--- start ---
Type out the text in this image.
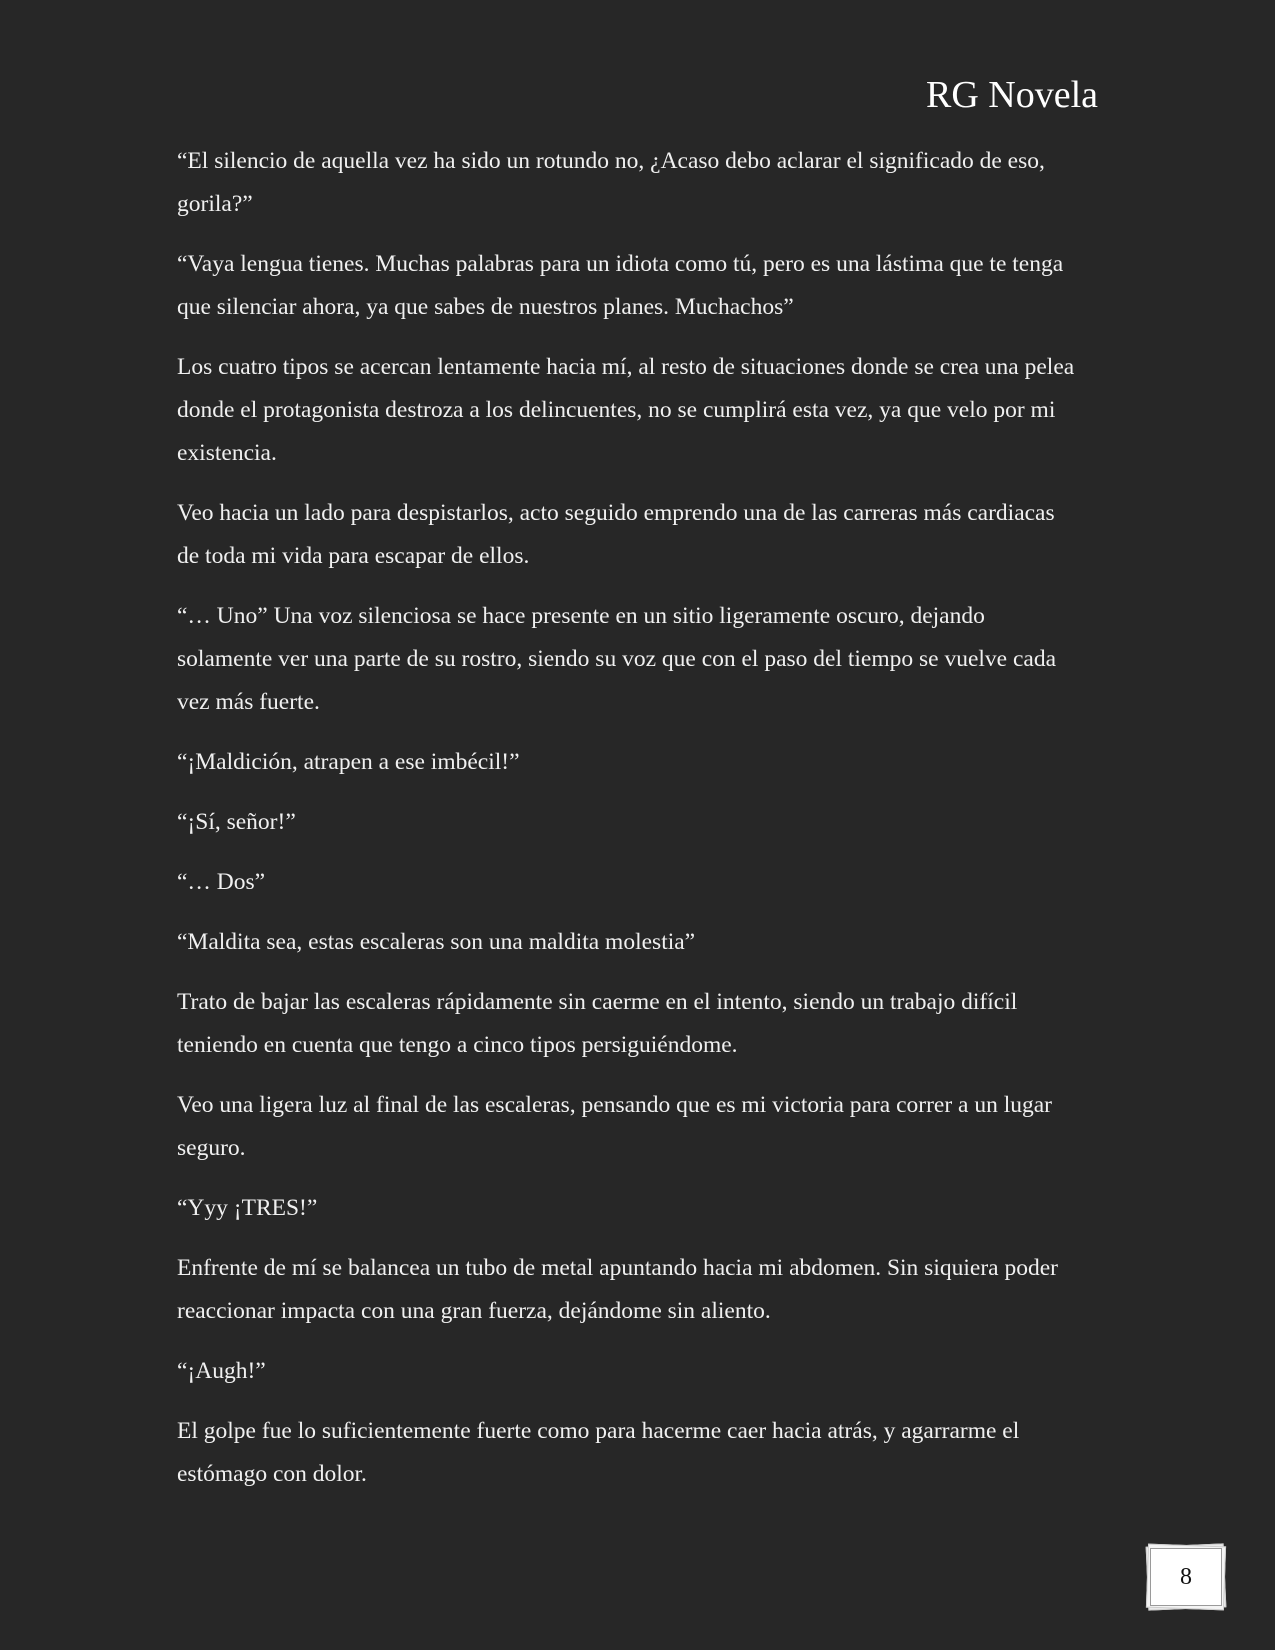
RG Novela

“El silencio de aquella vez ha sido un rotundo no, ¿Acaso debo aclarar el significado de eso, gorila?”

“Vaya lengua tienes. Muchas palabras para un idiota como tú, pero es una lástima que te tenga que silenciar ahora, ya que sabes de nuestros planes. Muchachos”

Los cuatro tipos se acercan lentamente hacia mí, al resto de situaciones donde se crea una pelea donde el protagonista destroza a los delincuentes, no se cumplirá esta vez, ya que velo por mi existencia.

Veo hacia un lado para despistarlos, acto seguido emprendo una de las carreras más cardiacas de toda mi vida para escapar de ellos.

“… Uno” Una voz silenciosa se hace presente en un sitio ligeramente oscuro, dejando solamente ver una parte de su rostro, siendo su voz que con el paso del tiempo se vuelve cada vez más fuerte.

“¡Maldición, atrapen a ese imbécil!”

“¡Sí, señor!”

“… Dos”

“Maldita sea, estas escaleras son una maldita molestia”

Trato de bajar las escaleras rápidamente sin caerme en el intento, siendo un trabajo difícil teniendo en cuenta que tengo a cinco tipos persiguiéndome.

Veo una ligera luz al final de las escaleras, pensando que es mi victoria para correr a un lugar seguro.

“Yyy ¡TRES!”

Enfrente de mí se balancea un tubo de metal apuntando hacia mi abdomen. Sin siquiera poder reaccionar impacta con una gran fuerza, dejándome sin aliento.

“¡Augh!”

El golpe fue lo suficientemente fuerte como para hacerme caer hacia atrás, y agarrarme el estómago con dolor.

8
--- end ---
**What to work on**
Pictures don't belong in the copy. Transcribe every record exactly as it appears.

**Result of this exercise**
Type out the text in this image.
RG Novela

“El silencio de aquella vez ha sido un rotundo no, ¿Acaso debo aclarar el significado de eso, gorila?”

“Vaya lengua tienes. Muchas palabras para un idiota como tú, pero es una lástima que te tenga que silenciar ahora, ya que sabes de nuestros planes. Muchachos”

Los cuatro tipos se acercan lentamente hacia mí, al resto de situaciones donde se crea una pelea donde el protagonista destroza a los delincuentes, no se cumplirá esta vez, ya que velo por mi existencia.

Veo hacia un lado para despistarlos, acto seguido emprendo una de las carreras más cardiacas de toda mi vida para escapar de ellos.

“… Uno” Una voz silenciosa se hace presente en un sitio ligeramente oscuro, dejando solamente ver una parte de su rostro, siendo su voz que con el paso del tiempo se vuelve cada vez más fuerte.

“¡Maldición, atrapen a ese imbécil!”

“¡Sí, señor!”

“… Dos”

“Maldita sea, estas escaleras son una maldita molestia”

Trato de bajar las escaleras rápidamente sin caerme en el intento, siendo un trabajo difícil teniendo en cuenta que tengo a cinco tipos persiguiéndome.

Veo una ligera luz al final de las escaleras, pensando que es mi victoria para correr a un lugar seguro.

“Yyy ¡TRES!”

Enfrente de mí se balancea un tubo de metal apuntando hacia mi abdomen. Sin siquiera poder reaccionar impacta con una gran fuerza, dejándome sin aliento.

“¡Augh!”

El golpe fue lo suficientemente fuerte como para hacerme caer hacia atrás, y agarrarme el estómago con dolor.

8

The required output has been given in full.